— begin RECORD EXCERPTS —
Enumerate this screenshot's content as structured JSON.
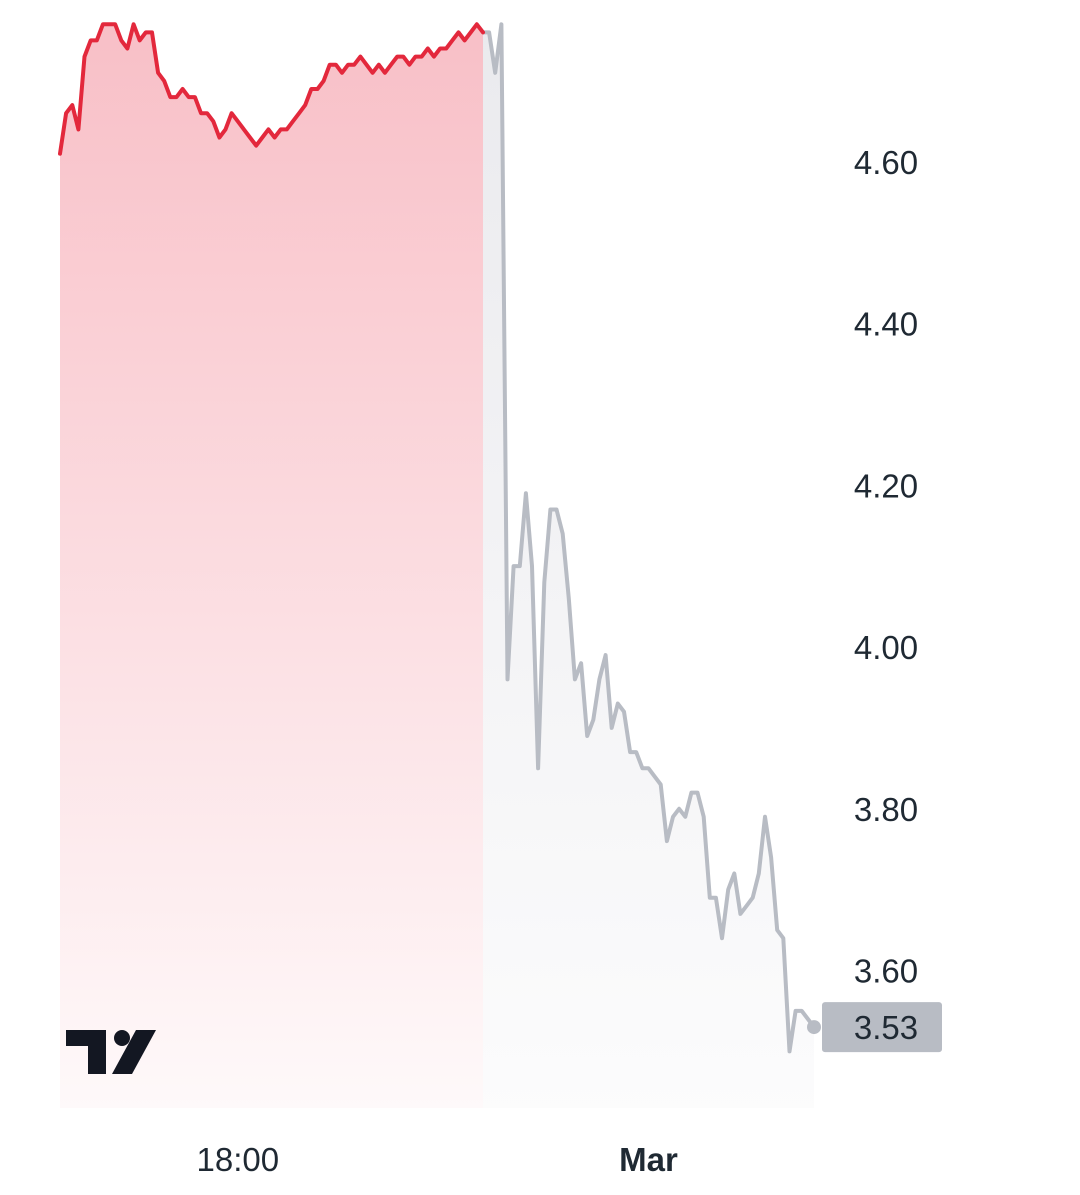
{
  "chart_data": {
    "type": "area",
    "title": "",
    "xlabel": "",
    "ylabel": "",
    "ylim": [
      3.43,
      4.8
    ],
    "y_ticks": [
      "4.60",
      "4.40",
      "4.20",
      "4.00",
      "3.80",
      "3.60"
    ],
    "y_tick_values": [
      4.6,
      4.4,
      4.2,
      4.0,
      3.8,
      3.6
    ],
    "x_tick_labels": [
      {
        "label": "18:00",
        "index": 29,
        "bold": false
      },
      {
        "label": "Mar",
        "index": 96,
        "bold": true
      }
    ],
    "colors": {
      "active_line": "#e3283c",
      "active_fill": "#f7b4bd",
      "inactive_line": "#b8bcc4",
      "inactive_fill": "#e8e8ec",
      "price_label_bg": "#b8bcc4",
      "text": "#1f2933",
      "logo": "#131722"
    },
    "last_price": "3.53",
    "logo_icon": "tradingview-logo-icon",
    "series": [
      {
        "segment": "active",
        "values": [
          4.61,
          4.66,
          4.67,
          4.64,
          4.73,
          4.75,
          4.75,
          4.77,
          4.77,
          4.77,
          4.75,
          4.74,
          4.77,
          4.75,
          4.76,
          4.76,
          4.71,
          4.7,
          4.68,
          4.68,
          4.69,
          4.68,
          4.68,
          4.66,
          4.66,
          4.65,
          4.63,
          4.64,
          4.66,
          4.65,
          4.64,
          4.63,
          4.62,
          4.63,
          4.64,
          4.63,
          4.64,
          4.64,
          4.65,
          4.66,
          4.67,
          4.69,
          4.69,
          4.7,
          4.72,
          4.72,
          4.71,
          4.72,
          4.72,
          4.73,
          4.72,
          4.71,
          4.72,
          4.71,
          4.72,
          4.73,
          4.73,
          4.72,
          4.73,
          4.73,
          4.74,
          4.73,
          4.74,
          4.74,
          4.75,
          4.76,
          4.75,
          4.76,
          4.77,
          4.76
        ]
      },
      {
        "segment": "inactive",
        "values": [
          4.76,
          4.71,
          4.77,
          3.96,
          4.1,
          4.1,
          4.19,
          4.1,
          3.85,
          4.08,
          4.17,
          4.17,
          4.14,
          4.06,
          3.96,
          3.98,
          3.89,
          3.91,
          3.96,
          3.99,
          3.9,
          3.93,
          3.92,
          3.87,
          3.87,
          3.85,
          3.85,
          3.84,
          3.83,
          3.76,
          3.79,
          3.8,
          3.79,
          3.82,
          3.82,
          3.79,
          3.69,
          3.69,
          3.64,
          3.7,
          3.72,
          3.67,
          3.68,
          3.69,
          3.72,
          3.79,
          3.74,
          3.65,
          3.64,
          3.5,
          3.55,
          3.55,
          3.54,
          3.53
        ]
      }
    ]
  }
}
— end RECORD EXCERPTS —
= WRITTEN TASK =
Every record above should be written out again without change, except that the pictures are left out.

= FULL ANSWER =
Enumerate this screenshot's content as structured JSON.
{
  "chart_data": {
    "type": "area",
    "title": "",
    "xlabel": "",
    "ylabel": "",
    "ylim": [
      3.43,
      4.8
    ],
    "y_ticks": [
      "4.60",
      "4.40",
      "4.20",
      "4.00",
      "3.80",
      "3.60"
    ],
    "y_tick_values": [
      4.6,
      4.4,
      4.2,
      4.0,
      3.8,
      3.6
    ],
    "x_tick_labels": [
      {
        "label": "18:00",
        "index": 29,
        "bold": false
      },
      {
        "label": "Mar",
        "index": 96,
        "bold": true
      }
    ],
    "colors": {
      "active_line": "#e3283c",
      "active_fill": "#f7b4bd",
      "inactive_line": "#b8bcc4",
      "inactive_fill": "#e8e8ec",
      "price_label_bg": "#b8bcc4",
      "text": "#1f2933",
      "logo": "#131722"
    },
    "last_price": "3.53",
    "logo_icon": "tradingview-logo-icon",
    "series": [
      {
        "segment": "active",
        "values": [
          4.61,
          4.66,
          4.67,
          4.64,
          4.73,
          4.75,
          4.75,
          4.77,
          4.77,
          4.77,
          4.75,
          4.74,
          4.77,
          4.75,
          4.76,
          4.76,
          4.71,
          4.7,
          4.68,
          4.68,
          4.69,
          4.68,
          4.68,
          4.66,
          4.66,
          4.65,
          4.63,
          4.64,
          4.66,
          4.65,
          4.64,
          4.63,
          4.62,
          4.63,
          4.64,
          4.63,
          4.64,
          4.64,
          4.65,
          4.66,
          4.67,
          4.69,
          4.69,
          4.7,
          4.72,
          4.72,
          4.71,
          4.72,
          4.72,
          4.73,
          4.72,
          4.71,
          4.72,
          4.71,
          4.72,
          4.73,
          4.73,
          4.72,
          4.73,
          4.73,
          4.74,
          4.73,
          4.74,
          4.74,
          4.75,
          4.76,
          4.75,
          4.76,
          4.77,
          4.76
        ]
      },
      {
        "segment": "inactive",
        "values": [
          4.76,
          4.71,
          4.77,
          3.96,
          4.1,
          4.1,
          4.19,
          4.1,
          3.85,
          4.08,
          4.17,
          4.17,
          4.14,
          4.06,
          3.96,
          3.98,
          3.89,
          3.91,
          3.96,
          3.99,
          3.9,
          3.93,
          3.92,
          3.87,
          3.87,
          3.85,
          3.85,
          3.84,
          3.83,
          3.76,
          3.79,
          3.8,
          3.79,
          3.82,
          3.82,
          3.79,
          3.69,
          3.69,
          3.64,
          3.7,
          3.72,
          3.67,
          3.68,
          3.69,
          3.72,
          3.79,
          3.74,
          3.65,
          3.64,
          3.5,
          3.55,
          3.55,
          3.54,
          3.53
        ]
      }
    ]
  }
}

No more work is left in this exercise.